- WHAT IS NEEDED -
Give the entries again exactly, every one of them.
── ROWS
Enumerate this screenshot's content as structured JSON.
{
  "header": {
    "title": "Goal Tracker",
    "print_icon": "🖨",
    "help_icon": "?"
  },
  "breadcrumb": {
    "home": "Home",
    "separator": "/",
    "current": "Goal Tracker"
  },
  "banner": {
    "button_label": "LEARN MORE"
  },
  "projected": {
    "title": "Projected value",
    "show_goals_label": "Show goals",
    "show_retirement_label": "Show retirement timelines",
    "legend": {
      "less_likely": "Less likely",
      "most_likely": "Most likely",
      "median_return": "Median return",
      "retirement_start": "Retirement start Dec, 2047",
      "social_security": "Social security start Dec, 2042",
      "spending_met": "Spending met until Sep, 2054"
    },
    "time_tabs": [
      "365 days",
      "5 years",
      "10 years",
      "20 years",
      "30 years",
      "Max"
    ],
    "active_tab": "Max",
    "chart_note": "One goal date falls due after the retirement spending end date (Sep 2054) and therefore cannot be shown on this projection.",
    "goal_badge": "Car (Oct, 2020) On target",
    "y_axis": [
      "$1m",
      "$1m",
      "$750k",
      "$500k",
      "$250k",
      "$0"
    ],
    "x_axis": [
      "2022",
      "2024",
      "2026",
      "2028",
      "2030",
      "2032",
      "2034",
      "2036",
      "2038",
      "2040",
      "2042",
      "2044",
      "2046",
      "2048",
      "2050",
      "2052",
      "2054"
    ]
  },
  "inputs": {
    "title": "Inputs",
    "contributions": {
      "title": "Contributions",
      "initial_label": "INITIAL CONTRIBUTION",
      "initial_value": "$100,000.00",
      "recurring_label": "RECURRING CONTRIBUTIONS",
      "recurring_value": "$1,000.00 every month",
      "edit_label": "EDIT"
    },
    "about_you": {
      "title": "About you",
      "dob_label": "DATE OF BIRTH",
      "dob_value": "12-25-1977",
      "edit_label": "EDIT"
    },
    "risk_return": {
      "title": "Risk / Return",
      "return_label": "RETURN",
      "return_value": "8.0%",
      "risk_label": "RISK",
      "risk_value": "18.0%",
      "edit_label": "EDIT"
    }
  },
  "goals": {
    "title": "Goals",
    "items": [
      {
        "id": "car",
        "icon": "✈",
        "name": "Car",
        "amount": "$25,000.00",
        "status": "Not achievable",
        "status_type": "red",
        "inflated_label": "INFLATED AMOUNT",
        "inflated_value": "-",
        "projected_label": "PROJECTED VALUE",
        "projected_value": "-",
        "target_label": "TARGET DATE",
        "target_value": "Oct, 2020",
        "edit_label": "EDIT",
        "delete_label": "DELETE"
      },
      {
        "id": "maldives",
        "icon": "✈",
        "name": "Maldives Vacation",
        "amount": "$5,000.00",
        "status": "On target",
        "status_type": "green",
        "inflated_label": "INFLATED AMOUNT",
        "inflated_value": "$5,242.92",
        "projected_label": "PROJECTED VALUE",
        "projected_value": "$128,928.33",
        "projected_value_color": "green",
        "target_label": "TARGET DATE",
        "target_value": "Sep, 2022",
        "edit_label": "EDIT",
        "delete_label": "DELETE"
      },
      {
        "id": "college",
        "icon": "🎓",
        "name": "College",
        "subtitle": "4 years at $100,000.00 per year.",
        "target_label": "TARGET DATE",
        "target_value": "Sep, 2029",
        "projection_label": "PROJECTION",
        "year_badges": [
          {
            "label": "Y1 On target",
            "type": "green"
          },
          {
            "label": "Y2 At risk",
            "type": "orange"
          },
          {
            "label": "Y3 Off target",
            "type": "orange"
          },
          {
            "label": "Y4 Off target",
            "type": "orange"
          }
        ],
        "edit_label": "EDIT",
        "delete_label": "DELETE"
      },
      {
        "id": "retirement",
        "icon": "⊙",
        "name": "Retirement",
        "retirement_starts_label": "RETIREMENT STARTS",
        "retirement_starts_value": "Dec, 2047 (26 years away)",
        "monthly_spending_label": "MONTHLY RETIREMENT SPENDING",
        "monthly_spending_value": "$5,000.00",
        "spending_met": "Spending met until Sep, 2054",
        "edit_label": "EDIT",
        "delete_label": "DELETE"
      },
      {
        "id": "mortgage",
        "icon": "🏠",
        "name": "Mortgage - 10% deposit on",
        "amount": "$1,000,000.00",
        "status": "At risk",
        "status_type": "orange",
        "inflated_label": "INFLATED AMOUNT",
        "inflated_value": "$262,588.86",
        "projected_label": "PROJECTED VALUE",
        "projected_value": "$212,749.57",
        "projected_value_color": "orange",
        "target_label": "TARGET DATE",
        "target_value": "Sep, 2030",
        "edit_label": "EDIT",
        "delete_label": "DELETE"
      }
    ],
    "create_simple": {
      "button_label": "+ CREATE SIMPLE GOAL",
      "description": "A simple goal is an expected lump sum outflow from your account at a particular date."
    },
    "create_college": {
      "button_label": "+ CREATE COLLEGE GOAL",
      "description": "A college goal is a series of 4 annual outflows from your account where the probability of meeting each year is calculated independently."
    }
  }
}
────
- THE RESPONSE -
Enumerate this screenshot's content as structured JSON.
{
  "header": {
    "title": "Goal Tracker",
    "print_icon": "🖨",
    "help_icon": "?"
  },
  "breadcrumb": {
    "home": "Home",
    "separator": "/",
    "current": "Goal Tracker"
  },
  "banner": {
    "button_label": "LEARN MORE"
  },
  "projected": {
    "title": "Projected value",
    "show_goals_label": "Show goals",
    "show_retirement_label": "Show retirement timelines",
    "legend": {
      "less_likely": "Less likely",
      "most_likely": "Most likely",
      "median_return": "Median return",
      "retirement_start": "Retirement start Dec, 2047",
      "social_security": "Social security start Dec, 2042",
      "spending_met": "Spending met until Sep, 2054"
    },
    "time_tabs": [
      "365 days",
      "5 years",
      "10 years",
      "20 years",
      "30 years",
      "Max"
    ],
    "active_tab": "Max",
    "chart_note": "One goal date falls due after the retirement spending end date (Sep 2054) and therefore cannot be shown on this projection.",
    "goal_badge": "Car (Oct, 2020) On target",
    "y_axis": [
      "$1m",
      "$1m",
      "$750k",
      "$500k",
      "$250k",
      "$0"
    ],
    "x_axis": [
      "2022",
      "2024",
      "2026",
      "2028",
      "2030",
      "2032",
      "2034",
      "2036",
      "2038",
      "2040",
      "2042",
      "2044",
      "2046",
      "2048",
      "2050",
      "2052",
      "2054"
    ]
  },
  "inputs": {
    "title": "Inputs",
    "contributions": {
      "title": "Contributions",
      "initial_label": "INITIAL CONTRIBUTION",
      "initial_value": "$100,000.00",
      "recurring_label": "RECURRING CONTRIBUTIONS",
      "recurring_value": "$1,000.00 every month",
      "edit_label": "EDIT"
    },
    "about_you": {
      "title": "About you",
      "dob_label": "DATE OF BIRTH",
      "dob_value": "12-25-1977",
      "edit_label": "EDIT"
    },
    "risk_return": {
      "title": "Risk / Return",
      "return_label": "RETURN",
      "return_value": "8.0%",
      "risk_label": "RISK",
      "risk_value": "18.0%",
      "edit_label": "EDIT"
    }
  },
  "goals": {
    "title": "Goals",
    "items": [
      {
        "id": "car",
        "icon": "✈",
        "name": "Car",
        "amount": "$25,000.00",
        "status": "Not achievable",
        "status_type": "red",
        "inflated_label": "INFLATED AMOUNT",
        "inflated_value": "-",
        "projected_label": "PROJECTED VALUE",
        "projected_value": "-",
        "target_label": "TARGET DATE",
        "target_value": "Oct, 2020",
        "edit_label": "EDIT",
        "delete_label": "DELETE"
      },
      {
        "id": "maldives",
        "icon": "✈",
        "name": "Maldives Vacation",
        "amount": "$5,000.00",
        "status": "On target",
        "status_type": "green",
        "inflated_label": "INFLATED AMOUNT",
        "inflated_value": "$5,242.92",
        "projected_label": "PROJECTED VALUE",
        "projected_value": "$128,928.33",
        "projected_value_color": "green",
        "target_label": "TARGET DATE",
        "target_value": "Sep, 2022",
        "edit_label": "EDIT",
        "delete_label": "DELETE"
      },
      {
        "id": "college",
        "icon": "🎓",
        "name": "College",
        "subtitle": "4 years at $100,000.00 per year.",
        "target_label": "TARGET DATE",
        "target_value": "Sep, 2029",
        "projection_label": "PROJECTION",
        "year_badges": [
          {
            "label": "Y1 On target",
            "type": "green"
          },
          {
            "label": "Y2 At risk",
            "type": "orange"
          },
          {
            "label": "Y3 Off target",
            "type": "orange"
          },
          {
            "label": "Y4 Off target",
            "type": "orange"
          }
        ],
        "edit_label": "EDIT",
        "delete_label": "DELETE"
      },
      {
        "id": "retirement",
        "icon": "⊙",
        "name": "Retirement",
        "retirement_starts_label": "RETIREMENT STARTS",
        "retirement_starts_value": "Dec, 2047 (26 years away)",
        "monthly_spending_label": "MONTHLY RETIREMENT SPENDING",
        "monthly_spending_value": "$5,000.00",
        "spending_met": "Spending met until Sep, 2054",
        "edit_label": "EDIT",
        "delete_label": "DELETE"
      },
      {
        "id": "mortgage",
        "icon": "🏠",
        "name": "Mortgage - 10% deposit on",
        "amount": "$1,000,000.00",
        "status": "At risk",
        "status_type": "orange",
        "inflated_label": "INFLATED AMOUNT",
        "inflated_value": "$262,588.86",
        "projected_label": "PROJECTED VALUE",
        "projected_value": "$212,749.57",
        "projected_value_color": "orange",
        "target_label": "TARGET DATE",
        "target_value": "Sep, 2030",
        "edit_label": "EDIT",
        "delete_label": "DELETE"
      }
    ],
    "create_simple": {
      "button_label": "+ CREATE SIMPLE GOAL",
      "description": "A simple goal is an expected lump sum outflow from your account at a particular date."
    },
    "create_college": {
      "button_label": "+ CREATE COLLEGE GOAL",
      "description": "A college goal is a series of 4 annual outflows from your account where the probability of meeting each year is calculated independently."
    }
  }
}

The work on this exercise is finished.